:: WORK TO COMPLETE ::
Scan the listing that follows and report how many lines contain "cambio". Write the number alone.

:: EXERCISE MATERIAL ::

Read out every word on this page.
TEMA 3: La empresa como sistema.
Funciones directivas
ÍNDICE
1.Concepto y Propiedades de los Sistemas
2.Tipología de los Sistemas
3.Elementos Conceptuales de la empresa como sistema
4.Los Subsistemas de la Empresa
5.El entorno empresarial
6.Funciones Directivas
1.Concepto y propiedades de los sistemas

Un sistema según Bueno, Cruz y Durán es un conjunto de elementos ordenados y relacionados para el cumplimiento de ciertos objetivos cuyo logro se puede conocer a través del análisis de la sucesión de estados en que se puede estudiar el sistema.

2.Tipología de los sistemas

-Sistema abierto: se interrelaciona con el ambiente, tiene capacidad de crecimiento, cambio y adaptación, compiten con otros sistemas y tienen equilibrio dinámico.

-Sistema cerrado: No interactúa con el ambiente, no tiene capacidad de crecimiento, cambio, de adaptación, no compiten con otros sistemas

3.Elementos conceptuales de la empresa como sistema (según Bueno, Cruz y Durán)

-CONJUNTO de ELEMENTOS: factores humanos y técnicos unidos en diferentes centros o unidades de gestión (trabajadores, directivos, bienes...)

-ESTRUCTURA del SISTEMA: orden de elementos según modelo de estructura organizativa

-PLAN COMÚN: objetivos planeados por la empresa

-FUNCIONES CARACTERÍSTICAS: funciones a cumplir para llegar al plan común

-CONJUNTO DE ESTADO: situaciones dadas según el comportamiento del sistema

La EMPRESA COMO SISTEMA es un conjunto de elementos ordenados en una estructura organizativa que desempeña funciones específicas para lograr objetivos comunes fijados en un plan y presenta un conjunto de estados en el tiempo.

:: SOLUTION ::
2